Sort through the data and copy the lines holding the word "this".
>>>
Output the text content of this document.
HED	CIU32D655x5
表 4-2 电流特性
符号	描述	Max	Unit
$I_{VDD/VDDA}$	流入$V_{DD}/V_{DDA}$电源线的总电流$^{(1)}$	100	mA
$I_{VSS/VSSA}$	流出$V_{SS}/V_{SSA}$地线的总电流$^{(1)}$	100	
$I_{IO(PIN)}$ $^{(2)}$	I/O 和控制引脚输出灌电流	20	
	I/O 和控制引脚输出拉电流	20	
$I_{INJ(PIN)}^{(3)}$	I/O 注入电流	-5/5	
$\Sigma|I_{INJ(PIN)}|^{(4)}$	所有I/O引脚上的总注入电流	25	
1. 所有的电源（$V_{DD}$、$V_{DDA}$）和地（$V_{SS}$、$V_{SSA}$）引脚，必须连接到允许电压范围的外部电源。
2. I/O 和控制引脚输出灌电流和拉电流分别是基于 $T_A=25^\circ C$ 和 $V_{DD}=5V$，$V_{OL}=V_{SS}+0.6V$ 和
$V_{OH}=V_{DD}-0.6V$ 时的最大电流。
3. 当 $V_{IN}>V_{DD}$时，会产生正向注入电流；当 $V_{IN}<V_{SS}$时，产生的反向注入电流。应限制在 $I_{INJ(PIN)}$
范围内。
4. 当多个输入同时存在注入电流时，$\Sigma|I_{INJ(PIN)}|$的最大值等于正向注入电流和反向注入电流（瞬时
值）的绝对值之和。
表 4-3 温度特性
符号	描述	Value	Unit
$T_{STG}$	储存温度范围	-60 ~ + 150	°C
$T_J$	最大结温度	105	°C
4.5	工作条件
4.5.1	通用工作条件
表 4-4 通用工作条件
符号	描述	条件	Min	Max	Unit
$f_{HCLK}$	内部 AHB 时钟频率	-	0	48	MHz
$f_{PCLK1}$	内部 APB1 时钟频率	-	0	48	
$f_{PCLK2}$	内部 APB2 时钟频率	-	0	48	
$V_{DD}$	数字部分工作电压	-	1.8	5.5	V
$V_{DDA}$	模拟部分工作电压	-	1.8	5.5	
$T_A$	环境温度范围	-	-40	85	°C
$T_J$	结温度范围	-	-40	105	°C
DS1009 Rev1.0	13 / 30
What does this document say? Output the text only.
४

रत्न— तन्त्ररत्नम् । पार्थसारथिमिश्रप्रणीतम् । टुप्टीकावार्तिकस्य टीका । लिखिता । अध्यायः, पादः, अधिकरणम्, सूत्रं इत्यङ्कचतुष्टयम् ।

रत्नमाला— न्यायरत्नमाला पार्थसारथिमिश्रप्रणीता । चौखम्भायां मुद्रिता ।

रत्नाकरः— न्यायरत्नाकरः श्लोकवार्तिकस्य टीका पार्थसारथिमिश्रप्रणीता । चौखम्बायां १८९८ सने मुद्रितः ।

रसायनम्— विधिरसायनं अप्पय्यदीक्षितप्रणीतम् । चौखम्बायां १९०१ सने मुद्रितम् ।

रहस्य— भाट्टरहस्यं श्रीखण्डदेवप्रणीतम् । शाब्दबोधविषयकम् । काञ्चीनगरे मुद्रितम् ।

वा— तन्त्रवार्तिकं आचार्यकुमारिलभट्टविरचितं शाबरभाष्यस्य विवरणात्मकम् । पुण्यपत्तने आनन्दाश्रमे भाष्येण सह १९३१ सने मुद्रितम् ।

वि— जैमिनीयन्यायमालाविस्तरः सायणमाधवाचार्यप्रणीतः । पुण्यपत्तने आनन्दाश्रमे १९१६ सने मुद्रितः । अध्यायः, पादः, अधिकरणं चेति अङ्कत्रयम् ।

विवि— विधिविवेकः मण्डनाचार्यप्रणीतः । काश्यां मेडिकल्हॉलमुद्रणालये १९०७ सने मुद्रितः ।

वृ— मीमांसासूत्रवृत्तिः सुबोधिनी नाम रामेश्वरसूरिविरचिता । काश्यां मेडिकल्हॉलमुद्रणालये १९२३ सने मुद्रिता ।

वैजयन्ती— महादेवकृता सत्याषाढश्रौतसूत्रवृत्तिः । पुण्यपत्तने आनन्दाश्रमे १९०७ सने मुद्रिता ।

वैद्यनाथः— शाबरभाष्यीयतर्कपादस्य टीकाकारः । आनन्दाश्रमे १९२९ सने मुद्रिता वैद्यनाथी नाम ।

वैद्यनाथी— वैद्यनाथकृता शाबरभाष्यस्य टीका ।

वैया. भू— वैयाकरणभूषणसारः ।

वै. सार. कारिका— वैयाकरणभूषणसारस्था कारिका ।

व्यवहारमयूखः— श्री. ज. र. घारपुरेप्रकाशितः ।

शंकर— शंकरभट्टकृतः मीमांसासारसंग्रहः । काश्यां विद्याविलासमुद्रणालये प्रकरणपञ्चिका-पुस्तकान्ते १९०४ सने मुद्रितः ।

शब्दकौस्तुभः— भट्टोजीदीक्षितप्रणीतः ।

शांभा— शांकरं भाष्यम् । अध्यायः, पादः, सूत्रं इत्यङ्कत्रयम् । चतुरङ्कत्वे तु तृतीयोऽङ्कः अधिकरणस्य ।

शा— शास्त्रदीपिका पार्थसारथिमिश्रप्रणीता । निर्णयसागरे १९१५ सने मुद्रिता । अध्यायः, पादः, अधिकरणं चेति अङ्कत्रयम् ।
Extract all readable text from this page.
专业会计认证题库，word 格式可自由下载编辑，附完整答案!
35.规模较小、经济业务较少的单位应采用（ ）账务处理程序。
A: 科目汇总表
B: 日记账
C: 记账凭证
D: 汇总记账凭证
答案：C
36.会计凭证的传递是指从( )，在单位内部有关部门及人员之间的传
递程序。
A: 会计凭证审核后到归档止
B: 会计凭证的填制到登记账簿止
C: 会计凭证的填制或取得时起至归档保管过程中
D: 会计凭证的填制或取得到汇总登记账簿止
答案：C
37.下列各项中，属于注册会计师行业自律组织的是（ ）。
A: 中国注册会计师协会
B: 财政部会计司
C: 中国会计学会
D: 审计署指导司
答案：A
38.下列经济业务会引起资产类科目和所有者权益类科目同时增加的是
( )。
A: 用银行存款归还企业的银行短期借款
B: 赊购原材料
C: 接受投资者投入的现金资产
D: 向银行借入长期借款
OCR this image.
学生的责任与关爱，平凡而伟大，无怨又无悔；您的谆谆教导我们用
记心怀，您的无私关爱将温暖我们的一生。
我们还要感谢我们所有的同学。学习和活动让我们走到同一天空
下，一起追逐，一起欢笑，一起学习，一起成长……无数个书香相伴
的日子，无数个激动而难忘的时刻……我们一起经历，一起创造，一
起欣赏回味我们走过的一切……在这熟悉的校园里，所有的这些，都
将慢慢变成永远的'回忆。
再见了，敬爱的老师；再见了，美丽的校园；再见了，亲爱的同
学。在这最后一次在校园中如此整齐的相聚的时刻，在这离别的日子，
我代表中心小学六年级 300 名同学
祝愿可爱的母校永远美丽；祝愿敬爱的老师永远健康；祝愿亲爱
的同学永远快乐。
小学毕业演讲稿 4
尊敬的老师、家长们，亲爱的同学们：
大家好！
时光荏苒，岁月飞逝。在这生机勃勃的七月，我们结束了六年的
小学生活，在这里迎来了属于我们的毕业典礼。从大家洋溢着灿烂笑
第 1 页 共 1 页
<<<
Full output:
Output the text content of this document.
What does this document say? Output the text only.
Extract all readable text from this page.
OCR this image.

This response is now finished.